■ PAGE EXTRACT
+===+
Archive for February, 2008

Driving far in my car


February 29, 2008 – 10:24 am

This happens very frequently to me.

I’ll be driving in my car by myself, listening to the dazzling new E-40 melody of how to effectively ghostride my Honda civic, when I get distracted by the Korean lady cutting me off or get a phone call which occupies me from the music.

Finally after more driving, sitting in traffic, and dozing off in my own world, I realize that the song currently being played on the radio is probably on the same level as standing next to a pregnant water buffalo give birth.

Very quickly, I change the station, only to realize that the next station is playing my favorite song - but it is almost over! I just spent all that time having the most hideous song on earth illuminate my ears, only to transition to the ending of an amazing song. It happens to me all the time.

Here is another frequent scenario.

As you pull into your driveway, the DJ on the radio that was spinning the worst music in the world finally decides to play the one song that you haven’t heard in years brining back a plethora of memories. What do you do? Sit in your car and listen to the song? No way dude, it’s just not the same.

The radio Gods hate me.

*Busting Tricks*


February 28, 2008 – 10:02 am

Way to call me out on my spelling Harvin. Real mature. *rolls eyes.* I can easily go back and fix my spelling you know. Then your post will not make sense and just confuse the little kid pursuing the ESPN spelling bee even further. HA! But I won’t change anything. I’m a nice guy. I do it for the kids.

By the way, who thought of the idea to make the * symbol, the international online representation for an action verb? You can put any group of words in between the two * symbols and it automatically mean that you are pursuing that action. This is perfect to further showing emotion while chatting online.

  • *laughs*
  • *shakes them dreads*
  • *accidentally poops in the sink*

But it’s true, although writing is one of my strengths, my downfall is spelling. I usually rely on Microsoft Word for assistance, but I think these days I just might need a full time intern to follow me around. For the longest time as a kid, I used to spell the word opportunity with a U, “oppurtunity.” I got mad at my teachers for trying to correct me. I was a very stubborn child you know. Luckily for me though, when I got in trouble, I could charm my way out of the situation by saying something ridiculous which made people laugh at my stupidity.

This is why I decided to pursue comedy.

Here is a commercial which made me laugh recently. If it makes you laugh, then we should hang out because this is my type of humor.

Grammar Nazi


February 27, 2008 – 3:00 pm

So for some odd reason..I have a superpower…I have the ability to be the little paper clip in Microsoft Word that shouts at you when you @#$!&* up at grammar and spelling. Sometimes it works, sometimes it doesn’t. But I felt an urge when reading Pari’s last two blogs, so I will critique them in the character of my college freshman year English Professor.
+===+
■ AVAILABLE DATA
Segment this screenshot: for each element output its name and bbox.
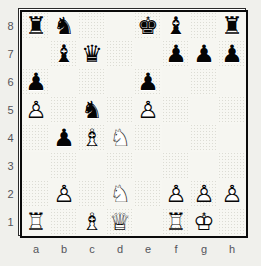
+===+
■ WORK REQUIRED
Please pick up the February 2008 blog archive after its final sentence and keep writing it.

■ FINAL RESULT
Mistake 1: OMG That’s So Funny!: “Alladin”

Not only is this a movie you should never misspell. But the first one on your list? The way you spelled it, “Alladin,” makes it sound like the way Indian uncles and aunties pronounce it that annoy me (Ull-Ah-Deen)…..maybe that is the correct pronunciation…but it makes Princess Jasmine’s lines sound a little different when you pronounce it the way that would get him beat up in elementary school.

Mistake 2: OMG That’s So Funny!: “I remember the first one because it was good and made me want to quite school and become a full time Pirate”

So yea I know…what a crime, added an extra E. But now look what you’ve created. Some kid is going to read this who is just starting to learn big words like “quite” and might see your little entry Pari on our entertaining website PARIandHARVIN.com. One day he could become an amazing speller because of his addiction to online Scrabble, and finds himself on ESPN at the national spelling bee. He is a champion, a proud son, and ready to be a budding modern philosopher, however his first word is “quit.” So he doesn’t remember studying such a petty word, and goes back in his memory to..Ah yes! Pari’s blog on fantastic movies. He spells it your way. He’s out. He’s Laughed at. Loses all life confidence. And for the rest of his life, has to clean gum off of sidewalks in the ghetto in Wyoming.

Look at his Before and After

before

After

Point is. Use Spell check or Ruin a Childs Future people. Speaking of Spelling Bee’s. Here is a funny video from the national spelling bee from a few years back.

Cross the T, Dot the I


February 27, 2008 – 10:51 am

I used to have amazing handwriting. When we learned cursive in fourth grade, I must say, my slanted L’s were a force to be reckoned with. In fact, my R’s and S’s all had a unique artistic flare which earned me various smiley faces and stickers.

Flash forward thirteen years later, and I have no idea what I’m writing.

I’ll share a funny story with you all. Usually when I have an idea for a blog post, I quickly jot the idea down on a post-it note or my daily planner in the hopes to come back to it later so I can write an articulate entry. Yesterday when I got the idea for this post, I quickly wrote down the topic: “I can’t read my handwriting.”

Whats ironic, is that when I came back to it a few hours later, the following phrase read: “can’t [urdu calligraphy] [hyroglyphics] handlebars.” I sat for half an hour trying to figure out why I wanted to write about bicycles.

I think the cause for the downfall of my handwriting started in high school when we were forced to take notes. This just progressed to college where more notes were required. Soon enough, I was fluent in writing in Korean.

I propose therefore, for the world to be free of bad handwriting, that the government take the initiative and figure out a way to breed infants with built in USB drives on their foreheads so we can just download our Chemistry notes into our brains without dealing with hideous penmanship.

OMG, thats so funny!


February 26, 2008 – 11:27 am

I’m not going to lie, Lion King made me cry. Being eleven years old and seeing Mufasa pass in the stampede was heartbreaking. That movie should have been rated R.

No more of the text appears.